*WHAT TO DO*: State how many lines of the records contain the string "selected", and give no other information.

*DATA SUPPLIED*:
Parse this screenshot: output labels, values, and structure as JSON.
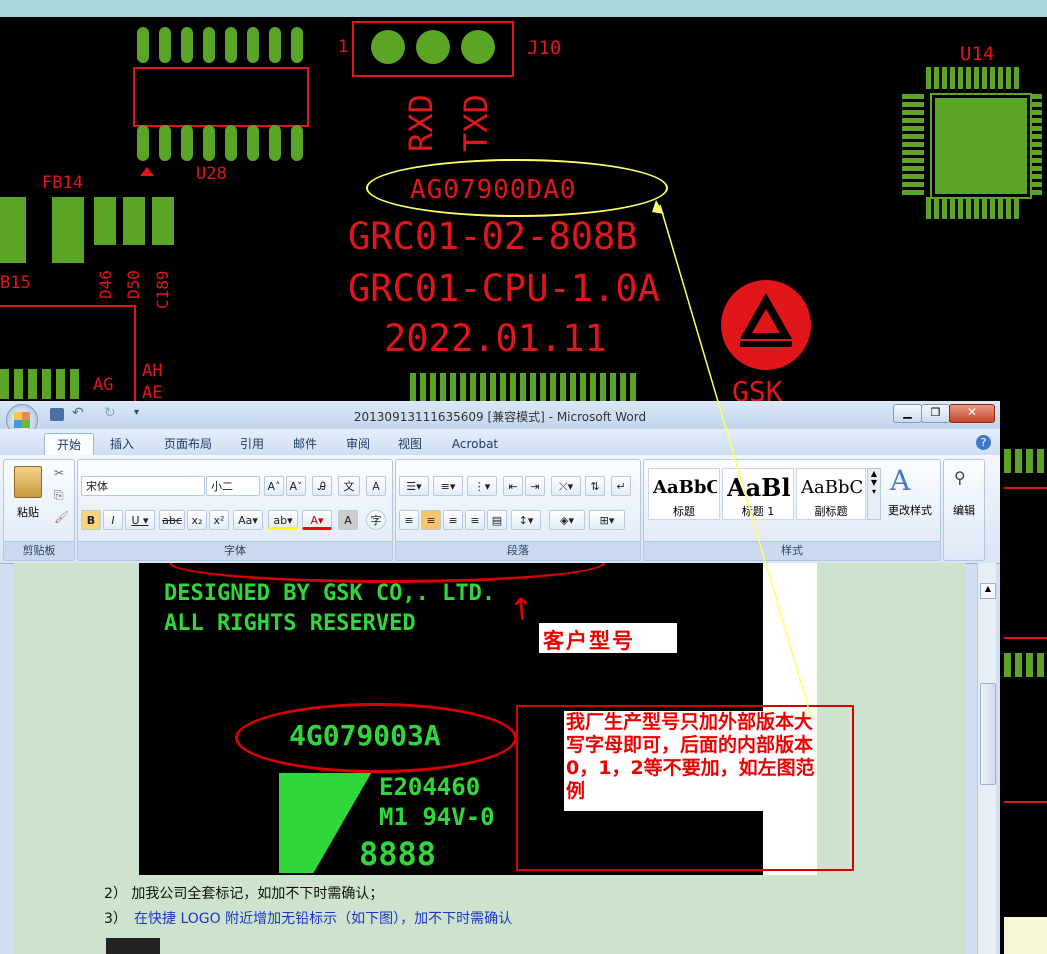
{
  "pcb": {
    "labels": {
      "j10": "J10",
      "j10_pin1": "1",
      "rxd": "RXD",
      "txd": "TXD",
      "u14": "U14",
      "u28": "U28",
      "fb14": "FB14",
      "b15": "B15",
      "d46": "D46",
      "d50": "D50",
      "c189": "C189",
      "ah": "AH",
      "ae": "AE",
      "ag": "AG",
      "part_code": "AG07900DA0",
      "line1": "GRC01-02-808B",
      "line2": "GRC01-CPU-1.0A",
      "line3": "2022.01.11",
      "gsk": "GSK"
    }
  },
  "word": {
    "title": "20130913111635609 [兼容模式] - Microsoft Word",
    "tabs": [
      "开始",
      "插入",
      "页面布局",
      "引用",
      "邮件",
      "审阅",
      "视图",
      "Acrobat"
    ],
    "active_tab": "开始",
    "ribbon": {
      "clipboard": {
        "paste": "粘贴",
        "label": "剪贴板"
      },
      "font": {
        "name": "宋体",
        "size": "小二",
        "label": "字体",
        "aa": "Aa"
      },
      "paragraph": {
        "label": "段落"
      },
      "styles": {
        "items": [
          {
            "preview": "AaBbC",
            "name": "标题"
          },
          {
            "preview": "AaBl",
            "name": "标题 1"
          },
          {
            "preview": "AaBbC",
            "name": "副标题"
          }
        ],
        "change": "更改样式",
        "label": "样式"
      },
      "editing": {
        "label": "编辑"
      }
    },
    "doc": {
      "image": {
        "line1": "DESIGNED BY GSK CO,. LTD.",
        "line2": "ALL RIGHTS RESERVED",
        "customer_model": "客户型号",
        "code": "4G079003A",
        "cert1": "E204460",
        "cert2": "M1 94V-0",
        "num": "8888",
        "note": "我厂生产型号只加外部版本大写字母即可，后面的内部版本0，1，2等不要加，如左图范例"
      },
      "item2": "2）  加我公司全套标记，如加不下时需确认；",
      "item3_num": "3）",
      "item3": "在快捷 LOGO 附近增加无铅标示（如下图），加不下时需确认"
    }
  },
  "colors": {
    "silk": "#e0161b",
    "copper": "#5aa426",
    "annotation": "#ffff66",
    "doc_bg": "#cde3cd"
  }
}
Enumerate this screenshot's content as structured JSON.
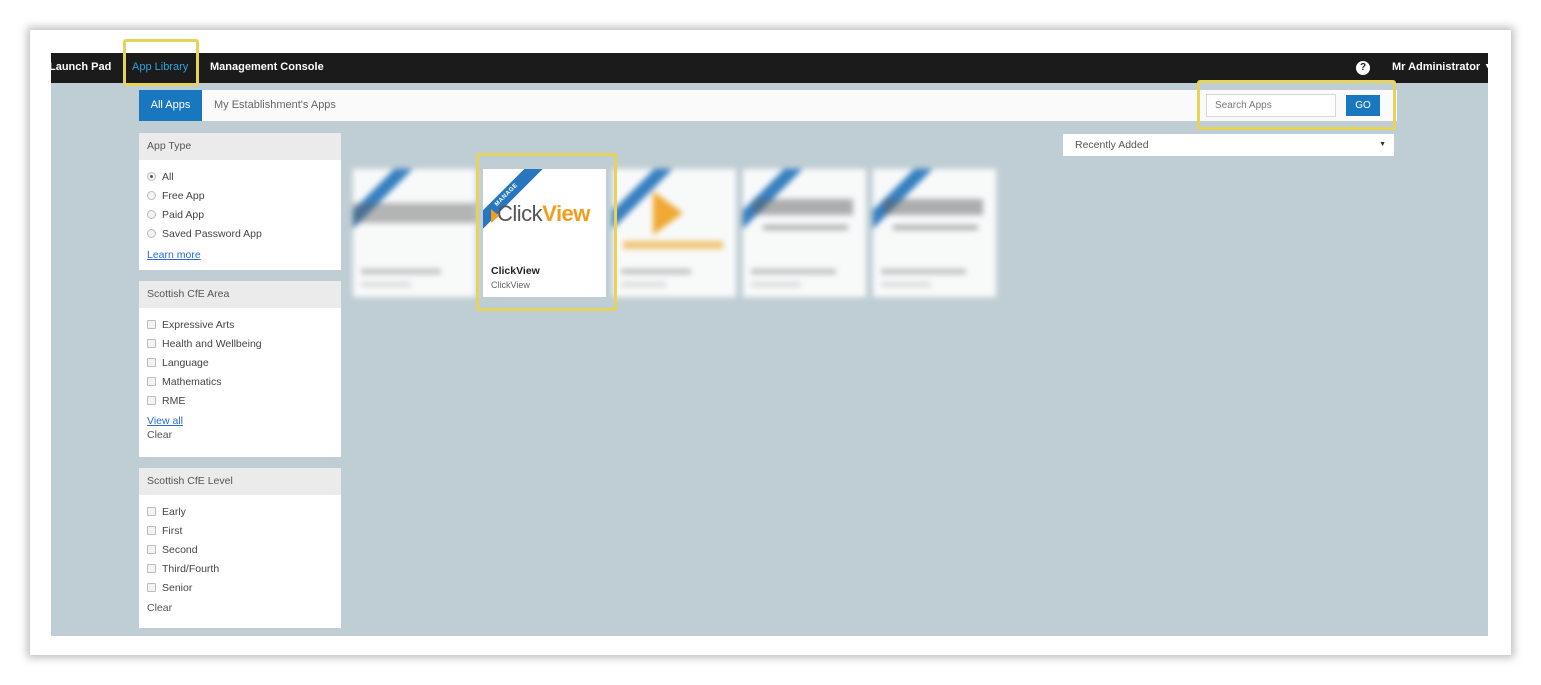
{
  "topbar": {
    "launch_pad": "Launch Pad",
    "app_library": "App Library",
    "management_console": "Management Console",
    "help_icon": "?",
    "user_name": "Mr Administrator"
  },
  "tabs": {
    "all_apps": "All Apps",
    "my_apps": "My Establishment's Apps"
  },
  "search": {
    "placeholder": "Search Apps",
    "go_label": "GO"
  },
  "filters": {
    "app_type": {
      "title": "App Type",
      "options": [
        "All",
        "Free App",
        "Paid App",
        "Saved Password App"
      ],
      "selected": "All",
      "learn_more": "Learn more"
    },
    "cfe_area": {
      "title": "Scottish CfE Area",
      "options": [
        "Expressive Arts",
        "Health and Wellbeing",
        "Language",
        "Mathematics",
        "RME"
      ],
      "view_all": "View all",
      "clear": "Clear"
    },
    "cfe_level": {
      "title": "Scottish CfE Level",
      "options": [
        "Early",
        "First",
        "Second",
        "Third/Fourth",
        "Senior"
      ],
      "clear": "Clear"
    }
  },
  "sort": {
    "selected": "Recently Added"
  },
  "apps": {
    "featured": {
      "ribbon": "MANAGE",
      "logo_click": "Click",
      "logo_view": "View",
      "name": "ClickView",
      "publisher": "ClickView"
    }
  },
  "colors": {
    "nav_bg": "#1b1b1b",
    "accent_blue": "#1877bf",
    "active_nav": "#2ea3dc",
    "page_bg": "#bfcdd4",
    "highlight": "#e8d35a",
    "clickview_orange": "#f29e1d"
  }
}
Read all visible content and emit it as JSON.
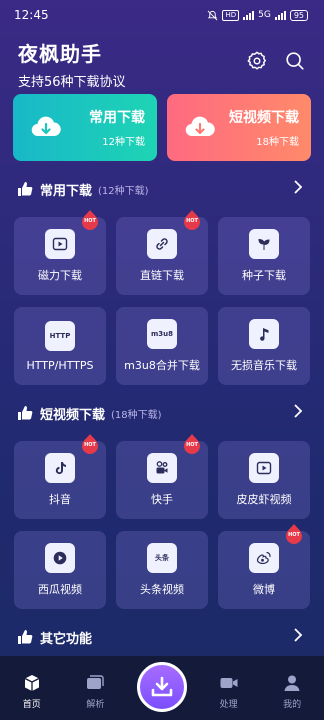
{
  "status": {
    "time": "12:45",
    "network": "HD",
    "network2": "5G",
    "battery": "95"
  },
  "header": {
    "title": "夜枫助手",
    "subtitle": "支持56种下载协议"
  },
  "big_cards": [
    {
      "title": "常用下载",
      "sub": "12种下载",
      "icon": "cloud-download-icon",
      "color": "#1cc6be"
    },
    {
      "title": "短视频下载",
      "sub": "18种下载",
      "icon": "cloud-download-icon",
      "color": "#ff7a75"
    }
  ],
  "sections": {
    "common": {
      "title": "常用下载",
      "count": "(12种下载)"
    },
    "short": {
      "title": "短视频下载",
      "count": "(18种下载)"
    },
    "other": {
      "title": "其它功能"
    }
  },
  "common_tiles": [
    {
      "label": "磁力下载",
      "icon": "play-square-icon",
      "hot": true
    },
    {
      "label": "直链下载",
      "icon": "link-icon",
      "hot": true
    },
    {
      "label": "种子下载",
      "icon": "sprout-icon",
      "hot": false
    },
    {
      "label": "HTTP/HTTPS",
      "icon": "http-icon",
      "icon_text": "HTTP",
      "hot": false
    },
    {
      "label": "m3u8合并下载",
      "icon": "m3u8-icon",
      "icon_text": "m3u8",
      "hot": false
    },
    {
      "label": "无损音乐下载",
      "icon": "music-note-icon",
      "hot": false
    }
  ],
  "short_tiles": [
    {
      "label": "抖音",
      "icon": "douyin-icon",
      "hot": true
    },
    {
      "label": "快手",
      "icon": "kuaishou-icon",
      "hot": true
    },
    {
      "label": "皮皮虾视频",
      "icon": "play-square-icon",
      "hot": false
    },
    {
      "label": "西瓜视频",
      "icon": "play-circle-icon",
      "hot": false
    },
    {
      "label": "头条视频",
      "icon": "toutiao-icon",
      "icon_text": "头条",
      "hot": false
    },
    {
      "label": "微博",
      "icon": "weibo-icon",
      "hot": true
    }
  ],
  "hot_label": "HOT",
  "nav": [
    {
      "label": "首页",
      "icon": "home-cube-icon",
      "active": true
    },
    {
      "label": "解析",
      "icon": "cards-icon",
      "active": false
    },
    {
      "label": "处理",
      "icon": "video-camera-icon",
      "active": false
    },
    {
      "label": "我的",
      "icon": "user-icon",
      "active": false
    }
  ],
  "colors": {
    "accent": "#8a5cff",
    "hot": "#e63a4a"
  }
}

*FINAL RESULT*: 2